GOAL OF THE EXERCISE | Extract every record, exactly as written, and ignore the pictures.

* BEGIN *

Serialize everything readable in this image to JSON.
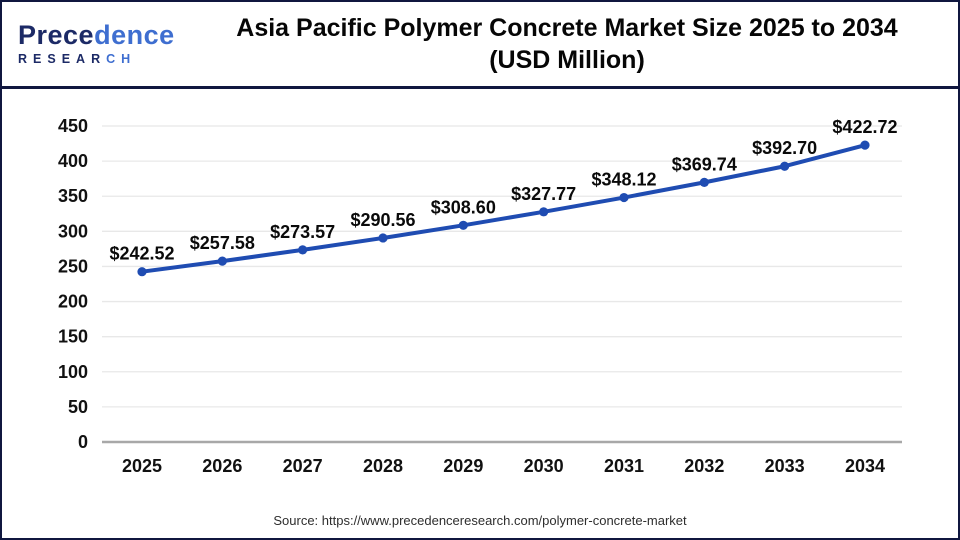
{
  "header": {
    "brand": {
      "name_dark": "Prece",
      "name_light": "dence",
      "sub_dark": "RESEAR",
      "sub_light": "CH"
    },
    "title_line1": "Asia Pacific Polymer Concrete Market Size 2025 to 2034",
    "title_line2": "(USD Million)"
  },
  "chart_data": {
    "type": "line",
    "title": "Asia Pacific Polymer Concrete Market Size 2025 to 2034 (USD Million)",
    "categories": [
      "2025",
      "2026",
      "2027",
      "2028",
      "2029",
      "2030",
      "2031",
      "2032",
      "2033",
      "2034"
    ],
    "series": [
      {
        "name": "Asia Pacific Polymer Concrete Market Size (USD Million)",
        "values": [
          242.52,
          257.58,
          273.57,
          290.56,
          308.6,
          327.77,
          348.12,
          369.74,
          392.7,
          422.72
        ],
        "labels": [
          "$242.52",
          "$257.58",
          "$273.57",
          "$290.56",
          "$308.60",
          "$327.77",
          "$348.12",
          "$369.74",
          "$392.70",
          "$422.72"
        ]
      }
    ],
    "xlabel": "",
    "ylabel": "",
    "ylim": [
      0,
      450
    ],
    "ytick_step": 50,
    "grid": true,
    "legend": "none",
    "line_color": "#1f4cb2",
    "marker_color": "#1f4cb2",
    "grid_color": "#e8e8e8",
    "axis_color": "#a8a8a8",
    "label_color": "#0a0a0a"
  },
  "footer": {
    "source": "Source: https://www.precedenceresearch.com/polymer-concrete-market"
  },
  "colors": {
    "border_navy": "#10173f",
    "background": "#ffffff",
    "brand_dark": "#1c2a66",
    "brand_light": "#3e6ed0"
  }
}
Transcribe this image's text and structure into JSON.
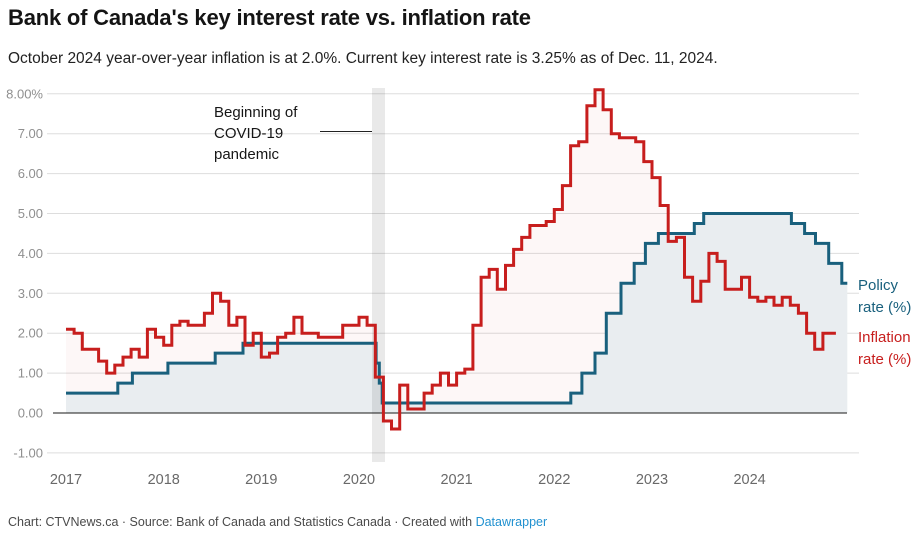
{
  "header": {
    "title": "Bank of Canada's key interest rate vs. inflation rate",
    "subtitle": "October 2024 year-over-year inflation is at 2.0%. Current key interest rate is 3.25% as of Dec. 11, 2024."
  },
  "annotation": {
    "lines": [
      "Beginning of",
      "COVID-19",
      "pandemic"
    ]
  },
  "legend": {
    "policy": [
      "Policy",
      "rate (%)"
    ],
    "inflation": [
      "Inflation",
      "rate (%)"
    ]
  },
  "footer": {
    "text": "Chart: CTVNews.ca · Source: Bank of Canada and Statistics Canada · Created with ",
    "link": "Datawrapper"
  },
  "colors": {
    "policy_line": "#19607d",
    "policy_fill": "#e9edf0",
    "inflation_line": "#c71e1d",
    "inflation_fill": "rgba(199,30,29,0.035)",
    "gridline": "#dddddd",
    "zero_line": "#191919",
    "covid_band": "rgba(0,0,0,0.085)",
    "y_label": "#8f8f8f",
    "x_label": "#696969",
    "footer_link": "#2191d0"
  },
  "chart_data": {
    "type": "line",
    "title": "Bank of Canada's key interest rate vs. inflation rate",
    "x_start": "2017-01",
    "frequency": "monthly",
    "ylim": [
      -1,
      8
    ],
    "grid": true,
    "legend_position": "right",
    "x_tick_labels": [
      "2017",
      "2018",
      "2019",
      "2020",
      "2021",
      "2022",
      "2023",
      "2024"
    ],
    "y_ticks": [
      {
        "value": 8,
        "label": "8.00%"
      },
      {
        "value": 7,
        "label": "7.00"
      },
      {
        "value": 6,
        "label": "6.00"
      },
      {
        "value": 5,
        "label": "5.00"
      },
      {
        "value": 4,
        "label": "4.00"
      },
      {
        "value": 3,
        "label": "3.00"
      },
      {
        "value": 2,
        "label": "2.00"
      },
      {
        "value": 1,
        "label": "1.00"
      },
      {
        "value": 0,
        "label": "0.00"
      },
      {
        "value": -1,
        "label": "-1.00"
      }
    ],
    "covid_band": {
      "label": "Beginning of COVID-19 pandemic",
      "period": "2020-03"
    },
    "series": [
      {
        "name": "Policy rate (%)",
        "style": "step",
        "rate_changes": [
          [
            "2017-01-01",
            0.5
          ],
          [
            "2017-07-12",
            0.75
          ],
          [
            "2017-09-06",
            1.0
          ],
          [
            "2018-01-17",
            1.25
          ],
          [
            "2018-07-11",
            1.5
          ],
          [
            "2018-10-24",
            1.75
          ],
          [
            "2020-03-04",
            1.25
          ],
          [
            "2020-03-16",
            0.75
          ],
          [
            "2020-03-27",
            0.25
          ],
          [
            "2022-03-02",
            0.5
          ],
          [
            "2022-04-13",
            1.0
          ],
          [
            "2022-06-01",
            1.5
          ],
          [
            "2022-07-13",
            2.5
          ],
          [
            "2022-09-07",
            3.25
          ],
          [
            "2022-10-26",
            3.75
          ],
          [
            "2022-12-07",
            4.25
          ],
          [
            "2023-01-25",
            4.5
          ],
          [
            "2023-06-07",
            4.75
          ],
          [
            "2023-07-12",
            5.0
          ],
          [
            "2024-06-05",
            4.75
          ],
          [
            "2024-07-24",
            4.5
          ],
          [
            "2024-09-04",
            4.25
          ],
          [
            "2024-10-23",
            3.75
          ],
          [
            "2024-12-11",
            3.25
          ]
        ],
        "end": "2024-12"
      },
      {
        "name": "Inflation rate (%)",
        "style": "step",
        "monthly_values": [
          2.1,
          2.0,
          1.6,
          1.6,
          1.3,
          1.0,
          1.2,
          1.4,
          1.6,
          1.4,
          2.1,
          1.9,
          1.7,
          2.2,
          2.3,
          2.2,
          2.2,
          2.5,
          3.0,
          2.8,
          2.2,
          2.4,
          1.7,
          2.0,
          1.4,
          1.5,
          1.9,
          2.0,
          2.4,
          2.0,
          2.0,
          1.9,
          1.9,
          1.9,
          2.2,
          2.2,
          2.4,
          2.2,
          0.9,
          -0.2,
          -0.4,
          0.7,
          0.1,
          0.1,
          0.5,
          0.7,
          1.0,
          0.7,
          1.0,
          1.1,
          2.2,
          3.4,
          3.6,
          3.1,
          3.7,
          4.1,
          4.4,
          4.7,
          4.7,
          4.8,
          5.1,
          5.7,
          6.7,
          6.8,
          7.7,
          8.1,
          7.6,
          7.0,
          6.9,
          6.9,
          6.8,
          6.3,
          5.9,
          5.2,
          4.3,
          4.4,
          3.4,
          2.8,
          3.3,
          4.0,
          3.8,
          3.1,
          3.1,
          3.4,
          2.9,
          2.8,
          2.9,
          2.7,
          2.9,
          2.7,
          2.5,
          2.0,
          1.6,
          2.0
        ],
        "end": "2024-10"
      }
    ]
  }
}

* END *

OUTPUT FOR THIS EXERCISE |
Serialize everything readable in this image to JSON.
{
  "header": {
    "brand": {
      "name_dark": "Prece",
      "name_light": "dence",
      "sub_dark": "RESEAR",
      "sub_light": "CH"
    },
    "title_line1": "Asia Pacific Polymer Concrete Market Size 2025 to 2034",
    "title_line2": "(USD Million)"
  },
  "chart_data": {
    "type": "line",
    "title": "Asia Pacific Polymer Concrete Market Size 2025 to 2034 (USD Million)",
    "categories": [
      "2025",
      "2026",
      "2027",
      "2028",
      "2029",
      "2030",
      "2031",
      "2032",
      "2033",
      "2034"
    ],
    "series": [
      {
        "name": "Asia Pacific Polymer Concrete Market Size (USD Million)",
        "values": [
          242.52,
          257.58,
          273.57,
          290.56,
          308.6,
          327.77,
          348.12,
          369.74,
          392.7,
          422.72
        ],
        "labels": [
          "$242.52",
          "$257.58",
          "$273.57",
          "$290.56",
          "$308.60",
          "$327.77",
          "$348.12",
          "$369.74",
          "$392.70",
          "$422.72"
        ]
      }
    ],
    "xlabel": "",
    "ylabel": "",
    "ylim": [
      0,
      450
    ],
    "ytick_step": 50,
    "grid": true,
    "legend": "none",
    "line_color": "#1f4cb2",
    "marker_color": "#1f4cb2",
    "grid_color": "#e8e8e8",
    "axis_color": "#a8a8a8",
    "label_color": "#0a0a0a"
  },
  "footer": {
    "source": "Source: https://www.precedenceresearch.com/polymer-concrete-market"
  },
  "colors": {
    "border_navy": "#10173f",
    "background": "#ffffff",
    "brand_dark": "#1c2a66",
    "brand_light": "#3e6ed0"
  }
}
Transcribe this image's text and structure into JSON.
{
  "header": {
    "title": "Bank of Canada's key interest rate vs. inflation rate",
    "subtitle": "October 2024 year-over-year inflation is at 2.0%. Current key interest rate is 3.25% as of Dec. 11, 2024."
  },
  "annotation": {
    "lines": [
      "Beginning of",
      "COVID-19",
      "pandemic"
    ]
  },
  "legend": {
    "policy": [
      "Policy",
      "rate (%)"
    ],
    "inflation": [
      "Inflation",
      "rate (%)"
    ]
  },
  "footer": {
    "text": "Chart: CTVNews.ca · Source: Bank of Canada and Statistics Canada · Created with ",
    "link": "Datawrapper"
  },
  "colors": {
    "policy_line": "#19607d",
    "policy_fill": "#e9edf0",
    "inflation_line": "#c71e1d",
    "inflation_fill": "rgba(199,30,29,0.035)",
    "gridline": "#dddddd",
    "zero_line": "#191919",
    "covid_band": "rgba(0,0,0,0.085)",
    "y_label": "#8f8f8f",
    "x_label": "#696969",
    "footer_link": "#2191d0"
  },
  "chart_data": {
    "type": "line",
    "title": "Bank of Canada's key interest rate vs. inflation rate",
    "x_start": "2017-01",
    "frequency": "monthly",
    "ylim": [
      -1,
      8
    ],
    "grid": true,
    "legend_position": "right",
    "x_tick_labels": [
      "2017",
      "2018",
      "2019",
      "2020",
      "2021",
      "2022",
      "2023",
      "2024"
    ],
    "y_ticks": [
      {
        "value": 8,
        "label": "8.00%"
      },
      {
        "value": 7,
        "label": "7.00"
      },
      {
        "value": 6,
        "label": "6.00"
      },
      {
        "value": 5,
        "label": "5.00"
      },
      {
        "value": 4,
        "label": "4.00"
      },
      {
        "value": 3,
        "label": "3.00"
      },
      {
        "value": 2,
        "label": "2.00"
      },
      {
        "value": 1,
        "label": "1.00"
      },
      {
        "value": 0,
        "label": "0.00"
      },
      {
        "value": -1,
        "label": "-1.00"
      }
    ],
    "covid_band": {
      "label": "Beginning of COVID-19 pandemic",
      "period": "2020-03"
    },
    "series": [
      {
        "name": "Policy rate (%)",
        "style": "step",
        "rate_changes": [
          [
            "2017-01-01",
            0.5
          ],
          [
            "2017-07-12",
            0.75
          ],
          [
            "2017-09-06",
            1.0
          ],
          [
            "2018-01-17",
            1.25
          ],
          [
            "2018-07-11",
            1.5
          ],
          [
            "2018-10-24",
            1.75
          ],
          [
            "2020-03-04",
            1.25
          ],
          [
            "2020-03-16",
            0.75
          ],
          [
            "2020-03-27",
            0.25
          ],
          [
            "2022-03-02",
            0.5
          ],
          [
            "2022-04-13",
            1.0
          ],
          [
            "2022-06-01",
            1.5
          ],
          [
            "2022-07-13",
            2.5
          ],
          [
            "2022-09-07",
            3.25
          ],
          [
            "2022-10-26",
            3.75
          ],
          [
            "2022-12-07",
            4.25
          ],
          [
            "2023-01-25",
            4.5
          ],
          [
            "2023-06-07",
            4.75
          ],
          [
            "2023-07-12",
            5.0
          ],
          [
            "2024-06-05",
            4.75
          ],
          [
            "2024-07-24",
            4.5
          ],
          [
            "2024-09-04",
            4.25
          ],
          [
            "2024-10-23",
            3.75
          ],
          [
            "2024-12-11",
            3.25
          ]
        ],
        "end": "2024-12"
      },
      {
        "name": "Inflation rate (%)",
        "style": "step",
        "monthly_values": [
          2.1,
          2.0,
          1.6,
          1.6,
          1.3,
          1.0,
          1.2,
          1.4,
          1.6,
          1.4,
          2.1,
          1.9,
          1.7,
          2.2,
          2.3,
          2.2,
          2.2,
          2.5,
          3.0,
          2.8,
          2.2,
          2.4,
          1.7,
          2.0,
          1.4,
          1.5,
          1.9,
          2.0,
          2.4,
          2.0,
          2.0,
          1.9,
          1.9,
          1.9,
          2.2,
          2.2,
          2.4,
          2.2,
          0.9,
          -0.2,
          -0.4,
          0.7,
          0.1,
          0.1,
          0.5,
          0.7,
          1.0,
          0.7,
          1.0,
          1.1,
          2.2,
          3.4,
          3.6,
          3.1,
          3.7,
          4.1,
          4.4,
          4.7,
          4.7,
          4.8,
          5.1,
          5.7,
          6.7,
          6.8,
          7.7,
          8.1,
          7.6,
          7.0,
          6.9,
          6.9,
          6.8,
          6.3,
          5.9,
          5.2,
          4.3,
          4.4,
          3.4,
          2.8,
          3.3,
          4.0,
          3.8,
          3.1,
          3.1,
          3.4,
          2.9,
          2.8,
          2.9,
          2.7,
          2.9,
          2.7,
          2.5,
          2.0,
          1.6,
          2.0
        ],
        "end": "2024-10"
      }
    ]
  }
}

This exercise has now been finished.